◆ **DATA SUPPLIED**:
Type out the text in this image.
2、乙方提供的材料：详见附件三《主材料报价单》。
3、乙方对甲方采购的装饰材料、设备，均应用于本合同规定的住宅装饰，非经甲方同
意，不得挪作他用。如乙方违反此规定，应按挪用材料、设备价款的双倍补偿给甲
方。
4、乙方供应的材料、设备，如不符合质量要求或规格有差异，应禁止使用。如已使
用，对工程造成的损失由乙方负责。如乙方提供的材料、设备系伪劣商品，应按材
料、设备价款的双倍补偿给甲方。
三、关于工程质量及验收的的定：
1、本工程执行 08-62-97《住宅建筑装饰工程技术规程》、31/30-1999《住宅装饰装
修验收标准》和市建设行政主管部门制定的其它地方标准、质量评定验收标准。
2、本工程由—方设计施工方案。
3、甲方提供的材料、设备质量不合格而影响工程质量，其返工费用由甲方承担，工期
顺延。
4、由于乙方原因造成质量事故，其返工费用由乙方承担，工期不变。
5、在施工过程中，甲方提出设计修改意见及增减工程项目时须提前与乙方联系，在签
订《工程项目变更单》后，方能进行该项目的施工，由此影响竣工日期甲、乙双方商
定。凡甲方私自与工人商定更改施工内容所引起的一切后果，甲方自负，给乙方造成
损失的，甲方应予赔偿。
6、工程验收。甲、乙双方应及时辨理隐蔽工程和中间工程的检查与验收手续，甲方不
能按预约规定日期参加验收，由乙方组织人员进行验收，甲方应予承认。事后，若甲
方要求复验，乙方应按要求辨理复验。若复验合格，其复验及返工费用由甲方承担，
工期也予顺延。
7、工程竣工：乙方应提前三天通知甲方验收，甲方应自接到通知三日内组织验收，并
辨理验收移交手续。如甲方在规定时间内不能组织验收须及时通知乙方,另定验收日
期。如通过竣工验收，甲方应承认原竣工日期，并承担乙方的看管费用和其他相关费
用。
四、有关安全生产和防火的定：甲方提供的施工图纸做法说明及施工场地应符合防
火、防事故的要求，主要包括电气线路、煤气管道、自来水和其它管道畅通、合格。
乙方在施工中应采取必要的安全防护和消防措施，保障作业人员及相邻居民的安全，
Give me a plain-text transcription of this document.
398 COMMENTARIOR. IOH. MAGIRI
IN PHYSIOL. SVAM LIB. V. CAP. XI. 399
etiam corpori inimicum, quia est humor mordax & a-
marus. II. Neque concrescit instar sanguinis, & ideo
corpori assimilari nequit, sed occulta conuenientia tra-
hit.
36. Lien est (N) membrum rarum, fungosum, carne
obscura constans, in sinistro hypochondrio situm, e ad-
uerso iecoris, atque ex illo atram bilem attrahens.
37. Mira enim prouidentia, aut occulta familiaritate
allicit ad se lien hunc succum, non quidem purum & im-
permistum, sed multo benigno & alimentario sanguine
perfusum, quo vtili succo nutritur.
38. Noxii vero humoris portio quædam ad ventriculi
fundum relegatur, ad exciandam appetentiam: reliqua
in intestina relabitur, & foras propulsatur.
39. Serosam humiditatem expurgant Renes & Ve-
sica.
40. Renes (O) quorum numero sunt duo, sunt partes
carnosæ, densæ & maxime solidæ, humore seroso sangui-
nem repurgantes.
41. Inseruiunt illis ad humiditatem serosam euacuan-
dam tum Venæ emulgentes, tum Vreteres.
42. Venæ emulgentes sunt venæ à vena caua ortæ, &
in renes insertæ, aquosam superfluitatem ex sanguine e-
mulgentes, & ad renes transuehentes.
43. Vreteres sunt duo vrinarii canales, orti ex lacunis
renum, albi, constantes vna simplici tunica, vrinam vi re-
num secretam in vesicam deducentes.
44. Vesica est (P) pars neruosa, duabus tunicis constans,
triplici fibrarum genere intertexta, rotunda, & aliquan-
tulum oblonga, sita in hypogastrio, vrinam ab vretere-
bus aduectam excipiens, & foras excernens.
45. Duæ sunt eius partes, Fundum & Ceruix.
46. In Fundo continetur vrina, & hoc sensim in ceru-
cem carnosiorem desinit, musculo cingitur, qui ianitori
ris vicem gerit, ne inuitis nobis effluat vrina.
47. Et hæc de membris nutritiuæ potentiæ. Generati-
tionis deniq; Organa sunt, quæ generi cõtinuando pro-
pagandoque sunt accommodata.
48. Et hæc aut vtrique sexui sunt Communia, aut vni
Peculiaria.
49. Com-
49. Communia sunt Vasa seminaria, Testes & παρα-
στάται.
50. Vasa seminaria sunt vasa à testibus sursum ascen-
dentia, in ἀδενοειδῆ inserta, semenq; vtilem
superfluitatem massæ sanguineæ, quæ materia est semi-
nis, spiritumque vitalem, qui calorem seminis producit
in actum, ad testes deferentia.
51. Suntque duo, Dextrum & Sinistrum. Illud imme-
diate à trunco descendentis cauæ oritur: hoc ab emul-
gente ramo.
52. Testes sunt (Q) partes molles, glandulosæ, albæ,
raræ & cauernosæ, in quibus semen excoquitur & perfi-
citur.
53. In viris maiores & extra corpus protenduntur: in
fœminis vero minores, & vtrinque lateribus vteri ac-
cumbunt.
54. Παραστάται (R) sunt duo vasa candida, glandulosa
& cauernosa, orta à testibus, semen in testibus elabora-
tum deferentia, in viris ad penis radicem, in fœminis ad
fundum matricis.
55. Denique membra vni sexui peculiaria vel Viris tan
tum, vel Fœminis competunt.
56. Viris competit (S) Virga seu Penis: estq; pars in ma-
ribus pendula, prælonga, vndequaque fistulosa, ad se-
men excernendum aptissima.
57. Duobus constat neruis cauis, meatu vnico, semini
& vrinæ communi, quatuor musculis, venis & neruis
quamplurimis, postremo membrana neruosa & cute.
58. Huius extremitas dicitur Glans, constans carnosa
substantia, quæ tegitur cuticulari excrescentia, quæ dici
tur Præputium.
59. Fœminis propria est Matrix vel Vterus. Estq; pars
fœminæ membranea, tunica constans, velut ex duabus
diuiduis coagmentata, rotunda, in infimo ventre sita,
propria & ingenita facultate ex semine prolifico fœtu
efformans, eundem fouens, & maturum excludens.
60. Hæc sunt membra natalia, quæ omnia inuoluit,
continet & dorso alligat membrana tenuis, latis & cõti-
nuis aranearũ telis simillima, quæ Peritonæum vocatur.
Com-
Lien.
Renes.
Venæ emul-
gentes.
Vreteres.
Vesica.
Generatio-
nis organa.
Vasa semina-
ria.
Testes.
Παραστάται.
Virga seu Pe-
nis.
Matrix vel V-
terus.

◆ **WHAT TO DO**: In the records above, find each line with the word "Virga" and copy it.

◆ **RESPONSE BELOW**:
56. Viris competit (S) Virga seu Penis: estq; pars in ma-
Virga seu Pe-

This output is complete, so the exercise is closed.